** start of The records **
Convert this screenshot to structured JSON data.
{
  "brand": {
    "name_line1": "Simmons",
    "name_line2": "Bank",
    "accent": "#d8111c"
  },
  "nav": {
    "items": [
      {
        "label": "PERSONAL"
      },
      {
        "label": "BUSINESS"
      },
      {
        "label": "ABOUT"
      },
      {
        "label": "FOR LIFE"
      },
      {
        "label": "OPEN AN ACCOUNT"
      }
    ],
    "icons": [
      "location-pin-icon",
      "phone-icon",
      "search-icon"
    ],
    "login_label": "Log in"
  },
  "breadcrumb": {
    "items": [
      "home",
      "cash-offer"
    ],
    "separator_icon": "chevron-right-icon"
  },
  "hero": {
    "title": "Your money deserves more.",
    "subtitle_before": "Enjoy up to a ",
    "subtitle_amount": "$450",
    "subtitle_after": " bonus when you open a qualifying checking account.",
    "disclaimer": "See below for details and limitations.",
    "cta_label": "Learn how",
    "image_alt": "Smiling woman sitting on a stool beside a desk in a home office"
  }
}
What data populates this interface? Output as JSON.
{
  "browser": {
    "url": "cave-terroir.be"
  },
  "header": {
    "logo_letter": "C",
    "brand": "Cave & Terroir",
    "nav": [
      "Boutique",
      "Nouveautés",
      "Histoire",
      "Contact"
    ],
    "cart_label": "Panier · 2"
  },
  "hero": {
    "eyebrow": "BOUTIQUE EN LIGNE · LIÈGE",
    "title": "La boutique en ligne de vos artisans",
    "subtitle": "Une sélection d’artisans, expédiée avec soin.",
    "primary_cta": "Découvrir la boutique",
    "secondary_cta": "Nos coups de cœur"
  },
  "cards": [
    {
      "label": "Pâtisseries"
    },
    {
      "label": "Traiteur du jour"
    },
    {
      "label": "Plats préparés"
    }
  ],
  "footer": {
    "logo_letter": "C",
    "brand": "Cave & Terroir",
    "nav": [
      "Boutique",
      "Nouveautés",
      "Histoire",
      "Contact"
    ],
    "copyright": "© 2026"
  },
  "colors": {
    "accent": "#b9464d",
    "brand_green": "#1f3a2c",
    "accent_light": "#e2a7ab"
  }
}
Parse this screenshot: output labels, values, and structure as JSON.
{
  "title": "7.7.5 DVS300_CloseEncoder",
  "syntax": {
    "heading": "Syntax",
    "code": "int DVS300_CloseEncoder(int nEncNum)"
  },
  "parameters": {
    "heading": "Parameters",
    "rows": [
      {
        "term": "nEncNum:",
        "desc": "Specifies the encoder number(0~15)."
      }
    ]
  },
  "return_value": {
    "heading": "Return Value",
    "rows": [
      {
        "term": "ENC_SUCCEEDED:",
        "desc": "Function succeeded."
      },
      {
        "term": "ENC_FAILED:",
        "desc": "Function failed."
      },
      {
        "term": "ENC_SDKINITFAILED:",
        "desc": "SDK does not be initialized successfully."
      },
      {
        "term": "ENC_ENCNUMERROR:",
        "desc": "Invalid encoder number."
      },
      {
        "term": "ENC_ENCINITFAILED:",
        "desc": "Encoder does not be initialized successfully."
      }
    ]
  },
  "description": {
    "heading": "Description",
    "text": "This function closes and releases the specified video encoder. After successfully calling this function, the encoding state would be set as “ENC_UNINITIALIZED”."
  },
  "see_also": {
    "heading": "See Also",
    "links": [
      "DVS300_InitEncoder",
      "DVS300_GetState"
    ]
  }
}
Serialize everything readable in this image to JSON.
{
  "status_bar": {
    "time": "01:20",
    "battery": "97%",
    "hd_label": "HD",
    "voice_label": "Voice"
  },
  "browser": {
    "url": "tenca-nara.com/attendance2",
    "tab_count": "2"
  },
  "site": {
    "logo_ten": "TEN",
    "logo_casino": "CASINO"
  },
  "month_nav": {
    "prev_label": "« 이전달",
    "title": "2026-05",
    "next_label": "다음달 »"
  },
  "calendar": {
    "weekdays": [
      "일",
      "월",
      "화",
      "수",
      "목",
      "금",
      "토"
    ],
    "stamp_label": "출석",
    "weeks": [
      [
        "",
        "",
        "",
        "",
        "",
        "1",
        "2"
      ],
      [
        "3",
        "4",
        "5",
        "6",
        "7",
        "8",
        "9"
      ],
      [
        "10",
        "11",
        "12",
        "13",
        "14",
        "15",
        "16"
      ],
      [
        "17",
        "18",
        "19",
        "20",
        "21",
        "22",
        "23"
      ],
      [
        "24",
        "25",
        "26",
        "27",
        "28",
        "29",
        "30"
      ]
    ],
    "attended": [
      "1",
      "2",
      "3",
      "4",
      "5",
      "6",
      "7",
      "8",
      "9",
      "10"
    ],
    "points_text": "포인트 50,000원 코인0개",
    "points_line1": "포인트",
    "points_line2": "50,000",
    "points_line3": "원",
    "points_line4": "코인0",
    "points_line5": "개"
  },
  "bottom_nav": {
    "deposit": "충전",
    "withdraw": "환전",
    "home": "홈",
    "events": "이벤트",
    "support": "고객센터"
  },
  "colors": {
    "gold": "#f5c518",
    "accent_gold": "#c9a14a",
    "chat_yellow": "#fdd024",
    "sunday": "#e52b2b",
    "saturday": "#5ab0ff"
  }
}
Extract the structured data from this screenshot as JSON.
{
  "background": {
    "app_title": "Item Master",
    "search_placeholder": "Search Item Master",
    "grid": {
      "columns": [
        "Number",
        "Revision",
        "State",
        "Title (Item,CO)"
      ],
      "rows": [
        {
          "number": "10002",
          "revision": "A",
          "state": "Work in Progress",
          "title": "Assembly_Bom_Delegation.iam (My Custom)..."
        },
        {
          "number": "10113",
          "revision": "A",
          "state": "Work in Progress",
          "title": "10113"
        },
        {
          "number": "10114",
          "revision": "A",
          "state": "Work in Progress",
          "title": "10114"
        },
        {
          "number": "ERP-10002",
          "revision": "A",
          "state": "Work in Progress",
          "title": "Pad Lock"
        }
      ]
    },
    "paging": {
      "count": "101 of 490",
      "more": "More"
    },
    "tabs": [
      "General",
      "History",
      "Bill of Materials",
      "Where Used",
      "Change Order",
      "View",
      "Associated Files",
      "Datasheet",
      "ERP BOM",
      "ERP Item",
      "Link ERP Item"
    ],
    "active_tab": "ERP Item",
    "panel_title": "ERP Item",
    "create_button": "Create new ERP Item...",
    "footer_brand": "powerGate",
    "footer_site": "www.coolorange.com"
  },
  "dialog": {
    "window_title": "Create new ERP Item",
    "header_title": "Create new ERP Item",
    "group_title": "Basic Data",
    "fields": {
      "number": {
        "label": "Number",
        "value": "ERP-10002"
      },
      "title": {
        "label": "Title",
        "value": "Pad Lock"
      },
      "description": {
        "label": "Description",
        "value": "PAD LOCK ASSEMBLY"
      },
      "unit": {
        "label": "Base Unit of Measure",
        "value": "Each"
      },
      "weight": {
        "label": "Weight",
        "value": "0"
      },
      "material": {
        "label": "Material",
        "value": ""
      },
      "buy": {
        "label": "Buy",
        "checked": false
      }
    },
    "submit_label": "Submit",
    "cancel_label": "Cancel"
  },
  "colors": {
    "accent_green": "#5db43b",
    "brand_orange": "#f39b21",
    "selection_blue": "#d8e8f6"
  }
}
** end of The records **
[Task]
Find the string "Create" in the entries above and return each line that holds it.

[Output for this exercise]
    "create_button": "Create new ERP Item...",
    "window_title": "Create new ERP Item",
    "header_title": "Create new ERP Item",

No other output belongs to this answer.